* _WRITTEN PROBLEM_
Repeat the material verbatim. Images are excluded from the copy.

* _RAW DATA_
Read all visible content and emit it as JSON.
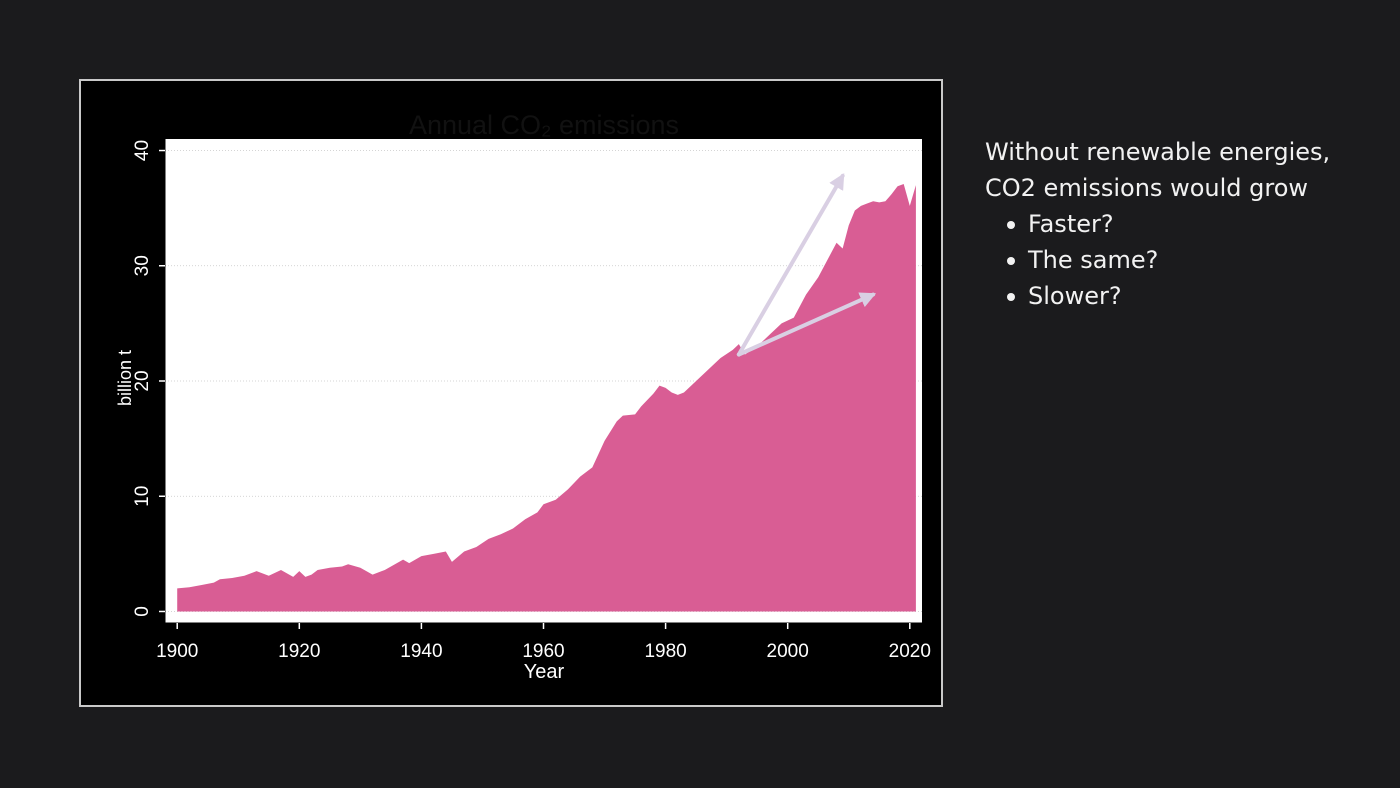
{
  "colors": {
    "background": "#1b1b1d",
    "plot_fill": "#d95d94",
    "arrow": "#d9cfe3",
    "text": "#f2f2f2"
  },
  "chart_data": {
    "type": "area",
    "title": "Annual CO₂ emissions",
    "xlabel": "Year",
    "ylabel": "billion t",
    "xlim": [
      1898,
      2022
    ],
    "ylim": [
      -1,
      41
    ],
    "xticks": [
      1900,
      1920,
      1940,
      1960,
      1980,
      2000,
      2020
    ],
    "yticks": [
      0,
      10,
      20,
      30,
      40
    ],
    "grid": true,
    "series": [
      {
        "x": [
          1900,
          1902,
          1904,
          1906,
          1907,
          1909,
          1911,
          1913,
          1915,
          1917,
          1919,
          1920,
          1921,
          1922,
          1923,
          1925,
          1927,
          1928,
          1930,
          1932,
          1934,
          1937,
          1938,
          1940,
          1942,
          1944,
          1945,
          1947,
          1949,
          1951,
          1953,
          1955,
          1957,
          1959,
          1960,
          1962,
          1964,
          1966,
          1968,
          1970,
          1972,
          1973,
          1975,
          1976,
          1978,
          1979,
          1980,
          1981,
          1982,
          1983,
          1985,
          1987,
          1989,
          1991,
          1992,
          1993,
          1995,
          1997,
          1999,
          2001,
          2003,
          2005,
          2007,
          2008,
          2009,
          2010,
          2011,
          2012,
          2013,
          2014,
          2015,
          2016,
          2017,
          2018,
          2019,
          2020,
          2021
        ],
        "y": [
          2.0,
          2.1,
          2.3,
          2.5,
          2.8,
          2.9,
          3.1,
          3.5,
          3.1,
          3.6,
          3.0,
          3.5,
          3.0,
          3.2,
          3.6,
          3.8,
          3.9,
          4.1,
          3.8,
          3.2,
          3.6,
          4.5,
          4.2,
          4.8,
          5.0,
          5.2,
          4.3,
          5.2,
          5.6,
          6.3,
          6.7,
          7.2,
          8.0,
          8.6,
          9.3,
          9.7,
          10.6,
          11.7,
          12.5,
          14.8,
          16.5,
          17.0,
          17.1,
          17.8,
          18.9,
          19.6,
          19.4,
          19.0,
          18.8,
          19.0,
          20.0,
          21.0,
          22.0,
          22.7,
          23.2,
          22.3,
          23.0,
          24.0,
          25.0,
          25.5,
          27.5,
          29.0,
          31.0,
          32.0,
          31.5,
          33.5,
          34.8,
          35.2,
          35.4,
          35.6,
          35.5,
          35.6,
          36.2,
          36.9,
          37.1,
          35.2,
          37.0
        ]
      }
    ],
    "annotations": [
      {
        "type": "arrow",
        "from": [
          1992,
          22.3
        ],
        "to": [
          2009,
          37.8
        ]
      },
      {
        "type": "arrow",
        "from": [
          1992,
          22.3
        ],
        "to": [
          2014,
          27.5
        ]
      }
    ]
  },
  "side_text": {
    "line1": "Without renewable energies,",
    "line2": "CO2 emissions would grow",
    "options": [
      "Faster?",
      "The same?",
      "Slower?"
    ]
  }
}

* _EXERCISE SOLUTION_
Read all visible content and emit it as JSON.
{
  "colors": {
    "background": "#1b1b1d",
    "plot_fill": "#d95d94",
    "arrow": "#d9cfe3",
    "text": "#f2f2f2"
  },
  "chart_data": {
    "type": "area",
    "title": "Annual CO₂ emissions",
    "xlabel": "Year",
    "ylabel": "billion t",
    "xlim": [
      1898,
      2022
    ],
    "ylim": [
      -1,
      41
    ],
    "xticks": [
      1900,
      1920,
      1940,
      1960,
      1980,
      2000,
      2020
    ],
    "yticks": [
      0,
      10,
      20,
      30,
      40
    ],
    "grid": true,
    "series": [
      {
        "x": [
          1900,
          1902,
          1904,
          1906,
          1907,
          1909,
          1911,
          1913,
          1915,
          1917,
          1919,
          1920,
          1921,
          1922,
          1923,
          1925,
          1927,
          1928,
          1930,
          1932,
          1934,
          1937,
          1938,
          1940,
          1942,
          1944,
          1945,
          1947,
          1949,
          1951,
          1953,
          1955,
          1957,
          1959,
          1960,
          1962,
          1964,
          1966,
          1968,
          1970,
          1972,
          1973,
          1975,
          1976,
          1978,
          1979,
          1980,
          1981,
          1982,
          1983,
          1985,
          1987,
          1989,
          1991,
          1992,
          1993,
          1995,
          1997,
          1999,
          2001,
          2003,
          2005,
          2007,
          2008,
          2009,
          2010,
          2011,
          2012,
          2013,
          2014,
          2015,
          2016,
          2017,
          2018,
          2019,
          2020,
          2021
        ],
        "y": [
          2.0,
          2.1,
          2.3,
          2.5,
          2.8,
          2.9,
          3.1,
          3.5,
          3.1,
          3.6,
          3.0,
          3.5,
          3.0,
          3.2,
          3.6,
          3.8,
          3.9,
          4.1,
          3.8,
          3.2,
          3.6,
          4.5,
          4.2,
          4.8,
          5.0,
          5.2,
          4.3,
          5.2,
          5.6,
          6.3,
          6.7,
          7.2,
          8.0,
          8.6,
          9.3,
          9.7,
          10.6,
          11.7,
          12.5,
          14.8,
          16.5,
          17.0,
          17.1,
          17.8,
          18.9,
          19.6,
          19.4,
          19.0,
          18.8,
          19.0,
          20.0,
          21.0,
          22.0,
          22.7,
          23.2,
          22.3,
          23.0,
          24.0,
          25.0,
          25.5,
          27.5,
          29.0,
          31.0,
          32.0,
          31.5,
          33.5,
          34.8,
          35.2,
          35.4,
          35.6,
          35.5,
          35.6,
          36.2,
          36.9,
          37.1,
          35.2,
          37.0
        ]
      }
    ],
    "annotations": [
      {
        "type": "arrow",
        "from": [
          1992,
          22.3
        ],
        "to": [
          2009,
          37.8
        ]
      },
      {
        "type": "arrow",
        "from": [
          1992,
          22.3
        ],
        "to": [
          2014,
          27.5
        ]
      }
    ]
  },
  "side_text": {
    "line1": "Without renewable energies,",
    "line2": "CO2 emissions would grow",
    "options": [
      "Faster?",
      "The same?",
      "Slower?"
    ]
  }
}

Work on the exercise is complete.